Records from a collection:
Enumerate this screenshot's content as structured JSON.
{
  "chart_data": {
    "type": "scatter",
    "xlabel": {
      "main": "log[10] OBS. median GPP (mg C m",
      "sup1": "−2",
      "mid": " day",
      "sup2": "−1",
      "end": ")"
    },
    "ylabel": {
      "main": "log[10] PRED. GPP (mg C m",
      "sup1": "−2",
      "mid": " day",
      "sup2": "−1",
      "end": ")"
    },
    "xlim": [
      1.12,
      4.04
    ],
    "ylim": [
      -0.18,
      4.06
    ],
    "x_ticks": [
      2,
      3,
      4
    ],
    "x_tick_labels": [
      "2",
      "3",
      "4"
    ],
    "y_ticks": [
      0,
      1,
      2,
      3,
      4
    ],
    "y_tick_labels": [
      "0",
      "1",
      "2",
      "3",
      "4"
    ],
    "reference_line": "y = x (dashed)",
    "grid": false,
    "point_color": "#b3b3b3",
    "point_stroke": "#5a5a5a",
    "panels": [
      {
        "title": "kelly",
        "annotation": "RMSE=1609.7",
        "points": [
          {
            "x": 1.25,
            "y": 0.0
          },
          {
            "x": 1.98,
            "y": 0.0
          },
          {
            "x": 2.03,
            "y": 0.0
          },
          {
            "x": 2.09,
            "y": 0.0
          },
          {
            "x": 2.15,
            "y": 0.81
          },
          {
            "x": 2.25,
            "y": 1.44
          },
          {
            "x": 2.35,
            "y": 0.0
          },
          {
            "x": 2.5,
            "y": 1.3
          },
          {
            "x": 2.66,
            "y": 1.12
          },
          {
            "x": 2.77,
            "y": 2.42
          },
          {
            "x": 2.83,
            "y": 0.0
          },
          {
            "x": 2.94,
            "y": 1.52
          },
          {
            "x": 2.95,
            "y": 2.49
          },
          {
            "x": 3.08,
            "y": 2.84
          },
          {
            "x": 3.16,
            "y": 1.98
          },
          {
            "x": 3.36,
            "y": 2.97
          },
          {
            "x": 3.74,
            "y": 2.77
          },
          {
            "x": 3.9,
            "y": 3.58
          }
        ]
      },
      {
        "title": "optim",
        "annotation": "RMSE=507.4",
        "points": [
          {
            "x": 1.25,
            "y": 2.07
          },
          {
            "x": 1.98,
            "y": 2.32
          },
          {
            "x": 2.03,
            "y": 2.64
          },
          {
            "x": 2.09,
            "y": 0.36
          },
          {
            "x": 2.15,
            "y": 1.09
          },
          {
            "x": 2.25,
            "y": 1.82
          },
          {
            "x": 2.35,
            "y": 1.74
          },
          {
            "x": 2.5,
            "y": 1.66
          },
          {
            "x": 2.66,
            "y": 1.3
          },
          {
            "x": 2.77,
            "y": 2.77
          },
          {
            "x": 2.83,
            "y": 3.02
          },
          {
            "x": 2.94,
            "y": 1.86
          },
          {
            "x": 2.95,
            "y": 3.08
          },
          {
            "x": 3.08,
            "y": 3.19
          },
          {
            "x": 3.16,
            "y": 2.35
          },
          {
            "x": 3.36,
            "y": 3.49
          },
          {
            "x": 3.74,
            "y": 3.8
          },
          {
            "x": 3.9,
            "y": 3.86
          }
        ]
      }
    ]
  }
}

### What you need to do
Copy out the whole listing, exactly as written.

### Task solution
Enumerate this screenshot's content as structured JSON.
{
  "chart_data": {
    "type": "scatter",
    "xlabel": {
      "main": "log[10] OBS. median GPP (mg C m",
      "sup1": "−2",
      "mid": " day",
      "sup2": "−1",
      "end": ")"
    },
    "ylabel": {
      "main": "log[10] PRED. GPP (mg C m",
      "sup1": "−2",
      "mid": " day",
      "sup2": "−1",
      "end": ")"
    },
    "xlim": [
      1.12,
      4.04
    ],
    "ylim": [
      -0.18,
      4.06
    ],
    "x_ticks": [
      2,
      3,
      4
    ],
    "x_tick_labels": [
      "2",
      "3",
      "4"
    ],
    "y_ticks": [
      0,
      1,
      2,
      3,
      4
    ],
    "y_tick_labels": [
      "0",
      "1",
      "2",
      "3",
      "4"
    ],
    "reference_line": "y = x (dashed)",
    "grid": false,
    "point_color": "#b3b3b3",
    "point_stroke": "#5a5a5a",
    "panels": [
      {
        "title": "kelly",
        "annotation": "RMSE=1609.7",
        "points": [
          {
            "x": 1.25,
            "y": 0.0
          },
          {
            "x": 1.98,
            "y": 0.0
          },
          {
            "x": 2.03,
            "y": 0.0
          },
          {
            "x": 2.09,
            "y": 0.0
          },
          {
            "x": 2.15,
            "y": 0.81
          },
          {
            "x": 2.25,
            "y": 1.44
          },
          {
            "x": 2.35,
            "y": 0.0
          },
          {
            "x": 2.5,
            "y": 1.3
          },
          {
            "x": 2.66,
            "y": 1.12
          },
          {
            "x": 2.77,
            "y": 2.42
          },
          {
            "x": 2.83,
            "y": 0.0
          },
          {
            "x": 2.94,
            "y": 1.52
          },
          {
            "x": 2.95,
            "y": 2.49
          },
          {
            "x": 3.08,
            "y": 2.84
          },
          {
            "x": 3.16,
            "y": 1.98
          },
          {
            "x": 3.36,
            "y": 2.97
          },
          {
            "x": 3.74,
            "y": 2.77
          },
          {
            "x": 3.9,
            "y": 3.58
          }
        ]
      },
      {
        "title": "optim",
        "annotation": "RMSE=507.4",
        "points": [
          {
            "x": 1.25,
            "y": 2.07
          },
          {
            "x": 1.98,
            "y": 2.32
          },
          {
            "x": 2.03,
            "y": 2.64
          },
          {
            "x": 2.09,
            "y": 0.36
          },
          {
            "x": 2.15,
            "y": 1.09
          },
          {
            "x": 2.25,
            "y": 1.82
          },
          {
            "x": 2.35,
            "y": 1.74
          },
          {
            "x": 2.5,
            "y": 1.66
          },
          {
            "x": 2.66,
            "y": 1.3
          },
          {
            "x": 2.77,
            "y": 2.77
          },
          {
            "x": 2.83,
            "y": 3.02
          },
          {
            "x": 2.94,
            "y": 1.86
          },
          {
            "x": 2.95,
            "y": 3.08
          },
          {
            "x": 3.08,
            "y": 3.19
          },
          {
            "x": 3.16,
            "y": 2.35
          },
          {
            "x": 3.36,
            "y": 3.49
          },
          {
            "x": 3.74,
            "y": 3.8
          },
          {
            "x": 3.9,
            "y": 3.86
          }
        ]
      }
    ]
  }
}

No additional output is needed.